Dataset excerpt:
(begin)

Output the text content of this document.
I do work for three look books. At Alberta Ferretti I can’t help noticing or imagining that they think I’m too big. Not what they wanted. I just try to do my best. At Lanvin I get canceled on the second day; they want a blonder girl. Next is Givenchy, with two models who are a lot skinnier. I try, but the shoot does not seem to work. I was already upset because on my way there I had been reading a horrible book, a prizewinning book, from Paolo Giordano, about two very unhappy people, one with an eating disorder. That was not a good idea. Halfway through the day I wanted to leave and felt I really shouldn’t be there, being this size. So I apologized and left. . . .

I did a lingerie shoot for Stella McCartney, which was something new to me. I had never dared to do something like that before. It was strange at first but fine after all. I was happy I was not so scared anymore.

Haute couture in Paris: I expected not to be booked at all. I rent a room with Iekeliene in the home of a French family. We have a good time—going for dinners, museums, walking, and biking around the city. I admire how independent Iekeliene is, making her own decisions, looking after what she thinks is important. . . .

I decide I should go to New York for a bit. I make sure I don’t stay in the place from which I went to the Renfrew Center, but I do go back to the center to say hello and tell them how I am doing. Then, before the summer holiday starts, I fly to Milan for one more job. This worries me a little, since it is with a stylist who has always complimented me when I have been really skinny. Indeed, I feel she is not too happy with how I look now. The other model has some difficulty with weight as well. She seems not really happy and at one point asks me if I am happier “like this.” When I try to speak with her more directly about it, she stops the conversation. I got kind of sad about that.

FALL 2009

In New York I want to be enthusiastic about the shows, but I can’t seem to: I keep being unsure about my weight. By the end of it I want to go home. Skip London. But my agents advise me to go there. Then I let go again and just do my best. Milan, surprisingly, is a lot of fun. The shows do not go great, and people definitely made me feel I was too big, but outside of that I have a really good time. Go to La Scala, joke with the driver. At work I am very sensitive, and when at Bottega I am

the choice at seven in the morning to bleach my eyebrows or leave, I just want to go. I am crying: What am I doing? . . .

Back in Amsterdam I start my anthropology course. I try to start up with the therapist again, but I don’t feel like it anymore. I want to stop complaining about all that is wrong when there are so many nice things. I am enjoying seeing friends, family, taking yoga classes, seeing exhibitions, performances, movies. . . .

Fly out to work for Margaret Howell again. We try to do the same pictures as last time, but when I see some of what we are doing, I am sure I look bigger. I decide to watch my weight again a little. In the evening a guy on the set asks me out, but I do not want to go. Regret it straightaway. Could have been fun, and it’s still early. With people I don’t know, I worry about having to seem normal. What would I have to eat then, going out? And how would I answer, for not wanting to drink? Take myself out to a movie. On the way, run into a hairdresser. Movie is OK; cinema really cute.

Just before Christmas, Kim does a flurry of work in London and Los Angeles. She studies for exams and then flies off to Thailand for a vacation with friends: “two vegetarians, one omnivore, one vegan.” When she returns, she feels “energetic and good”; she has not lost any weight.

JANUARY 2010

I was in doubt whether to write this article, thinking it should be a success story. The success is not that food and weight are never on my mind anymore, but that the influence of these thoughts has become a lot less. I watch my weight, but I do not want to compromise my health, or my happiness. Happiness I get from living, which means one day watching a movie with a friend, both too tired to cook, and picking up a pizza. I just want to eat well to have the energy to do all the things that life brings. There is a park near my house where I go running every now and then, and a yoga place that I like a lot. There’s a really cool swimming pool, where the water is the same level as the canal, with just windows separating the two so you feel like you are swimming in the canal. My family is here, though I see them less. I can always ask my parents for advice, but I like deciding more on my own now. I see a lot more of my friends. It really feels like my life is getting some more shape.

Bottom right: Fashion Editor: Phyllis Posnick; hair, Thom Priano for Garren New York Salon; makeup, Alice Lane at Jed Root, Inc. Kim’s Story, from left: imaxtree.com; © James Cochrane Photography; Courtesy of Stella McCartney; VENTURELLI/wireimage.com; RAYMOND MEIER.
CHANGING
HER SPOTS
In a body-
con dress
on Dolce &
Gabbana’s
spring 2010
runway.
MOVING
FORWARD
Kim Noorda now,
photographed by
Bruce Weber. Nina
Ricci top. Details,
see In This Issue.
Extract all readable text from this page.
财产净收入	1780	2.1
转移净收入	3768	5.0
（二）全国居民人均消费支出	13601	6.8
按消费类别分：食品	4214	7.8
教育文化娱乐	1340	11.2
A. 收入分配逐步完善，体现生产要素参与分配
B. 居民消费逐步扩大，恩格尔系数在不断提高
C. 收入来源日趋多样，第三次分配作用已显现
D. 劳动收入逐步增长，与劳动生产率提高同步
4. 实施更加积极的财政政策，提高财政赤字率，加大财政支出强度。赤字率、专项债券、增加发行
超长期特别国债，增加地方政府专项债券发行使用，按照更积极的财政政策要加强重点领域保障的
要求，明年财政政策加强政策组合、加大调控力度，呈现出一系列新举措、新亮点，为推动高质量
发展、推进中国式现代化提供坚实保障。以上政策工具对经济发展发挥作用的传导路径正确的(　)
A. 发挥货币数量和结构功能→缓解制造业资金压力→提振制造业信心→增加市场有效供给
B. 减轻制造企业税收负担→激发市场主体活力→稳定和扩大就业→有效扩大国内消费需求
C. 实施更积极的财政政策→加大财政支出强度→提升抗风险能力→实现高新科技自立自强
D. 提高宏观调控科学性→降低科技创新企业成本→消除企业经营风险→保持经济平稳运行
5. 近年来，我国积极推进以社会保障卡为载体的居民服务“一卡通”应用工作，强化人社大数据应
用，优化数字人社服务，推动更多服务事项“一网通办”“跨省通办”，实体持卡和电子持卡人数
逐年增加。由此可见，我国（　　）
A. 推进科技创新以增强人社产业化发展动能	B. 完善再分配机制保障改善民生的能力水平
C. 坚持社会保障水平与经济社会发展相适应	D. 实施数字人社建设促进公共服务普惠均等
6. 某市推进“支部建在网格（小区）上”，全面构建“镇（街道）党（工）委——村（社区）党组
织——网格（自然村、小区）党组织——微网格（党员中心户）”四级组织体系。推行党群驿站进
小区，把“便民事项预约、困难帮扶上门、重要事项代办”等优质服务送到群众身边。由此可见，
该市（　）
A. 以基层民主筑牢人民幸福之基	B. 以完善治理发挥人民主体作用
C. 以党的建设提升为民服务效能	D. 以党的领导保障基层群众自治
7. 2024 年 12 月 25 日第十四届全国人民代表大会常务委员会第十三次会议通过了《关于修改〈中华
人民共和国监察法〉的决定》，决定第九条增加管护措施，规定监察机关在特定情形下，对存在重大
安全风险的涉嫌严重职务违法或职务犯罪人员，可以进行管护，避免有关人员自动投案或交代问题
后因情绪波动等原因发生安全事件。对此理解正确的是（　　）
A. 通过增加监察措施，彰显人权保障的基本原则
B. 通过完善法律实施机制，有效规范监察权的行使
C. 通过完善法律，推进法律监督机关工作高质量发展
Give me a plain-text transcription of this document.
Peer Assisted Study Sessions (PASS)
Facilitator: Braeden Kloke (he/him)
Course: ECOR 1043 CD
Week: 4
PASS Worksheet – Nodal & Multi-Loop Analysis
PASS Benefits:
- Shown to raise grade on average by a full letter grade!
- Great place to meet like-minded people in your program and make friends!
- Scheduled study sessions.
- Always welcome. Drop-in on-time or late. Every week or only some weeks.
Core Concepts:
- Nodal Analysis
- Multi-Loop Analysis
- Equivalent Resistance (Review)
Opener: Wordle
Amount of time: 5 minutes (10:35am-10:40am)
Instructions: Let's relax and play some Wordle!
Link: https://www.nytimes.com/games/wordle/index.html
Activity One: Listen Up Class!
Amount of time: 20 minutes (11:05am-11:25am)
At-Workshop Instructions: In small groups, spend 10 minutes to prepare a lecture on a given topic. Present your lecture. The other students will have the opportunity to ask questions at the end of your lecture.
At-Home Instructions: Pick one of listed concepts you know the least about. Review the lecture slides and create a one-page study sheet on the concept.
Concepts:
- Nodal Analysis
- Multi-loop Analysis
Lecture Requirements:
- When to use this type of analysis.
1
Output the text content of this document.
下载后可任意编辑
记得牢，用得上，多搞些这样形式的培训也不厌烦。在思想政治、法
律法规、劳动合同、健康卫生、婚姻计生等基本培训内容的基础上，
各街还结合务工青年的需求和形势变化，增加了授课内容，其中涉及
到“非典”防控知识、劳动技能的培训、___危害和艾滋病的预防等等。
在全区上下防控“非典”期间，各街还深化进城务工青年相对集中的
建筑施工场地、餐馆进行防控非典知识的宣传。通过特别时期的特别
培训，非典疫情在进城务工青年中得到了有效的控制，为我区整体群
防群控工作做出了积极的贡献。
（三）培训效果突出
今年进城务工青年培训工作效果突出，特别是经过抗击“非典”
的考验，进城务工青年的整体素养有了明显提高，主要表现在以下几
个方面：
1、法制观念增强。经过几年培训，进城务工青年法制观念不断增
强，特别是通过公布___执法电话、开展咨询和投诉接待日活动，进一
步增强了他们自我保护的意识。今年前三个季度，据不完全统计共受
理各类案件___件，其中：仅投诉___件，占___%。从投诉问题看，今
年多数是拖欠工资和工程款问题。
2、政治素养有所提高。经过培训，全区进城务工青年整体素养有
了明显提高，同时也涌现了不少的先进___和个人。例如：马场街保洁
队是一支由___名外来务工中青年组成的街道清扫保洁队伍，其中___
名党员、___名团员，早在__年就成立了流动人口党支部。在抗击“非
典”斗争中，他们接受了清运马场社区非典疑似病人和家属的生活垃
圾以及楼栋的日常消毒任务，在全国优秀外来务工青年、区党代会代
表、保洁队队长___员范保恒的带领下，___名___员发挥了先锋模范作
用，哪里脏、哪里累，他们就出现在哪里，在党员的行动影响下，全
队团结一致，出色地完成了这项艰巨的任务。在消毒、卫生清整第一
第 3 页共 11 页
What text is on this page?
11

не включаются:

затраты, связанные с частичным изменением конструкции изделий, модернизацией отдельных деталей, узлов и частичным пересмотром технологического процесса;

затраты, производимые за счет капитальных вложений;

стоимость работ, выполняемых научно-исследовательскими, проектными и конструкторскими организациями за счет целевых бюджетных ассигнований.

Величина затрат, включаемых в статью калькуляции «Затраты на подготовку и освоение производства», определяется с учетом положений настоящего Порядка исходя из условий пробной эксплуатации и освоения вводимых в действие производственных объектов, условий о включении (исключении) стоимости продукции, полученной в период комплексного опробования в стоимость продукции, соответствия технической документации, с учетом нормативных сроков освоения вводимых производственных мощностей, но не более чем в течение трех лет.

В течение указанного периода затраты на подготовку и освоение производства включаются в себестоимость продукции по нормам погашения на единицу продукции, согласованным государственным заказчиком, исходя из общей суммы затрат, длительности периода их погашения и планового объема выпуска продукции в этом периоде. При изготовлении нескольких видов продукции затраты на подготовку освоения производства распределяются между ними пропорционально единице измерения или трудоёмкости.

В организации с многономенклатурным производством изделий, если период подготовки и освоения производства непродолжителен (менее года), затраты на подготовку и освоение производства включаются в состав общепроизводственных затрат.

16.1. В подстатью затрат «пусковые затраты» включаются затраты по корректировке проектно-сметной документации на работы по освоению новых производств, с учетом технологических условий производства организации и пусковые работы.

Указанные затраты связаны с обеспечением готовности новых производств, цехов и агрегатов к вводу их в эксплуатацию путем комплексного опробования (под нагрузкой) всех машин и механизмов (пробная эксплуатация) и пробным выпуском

(end)

Do this: Determine how many lines in the listing above hold the string "minutes", then write only the number.

Answer to this task: 3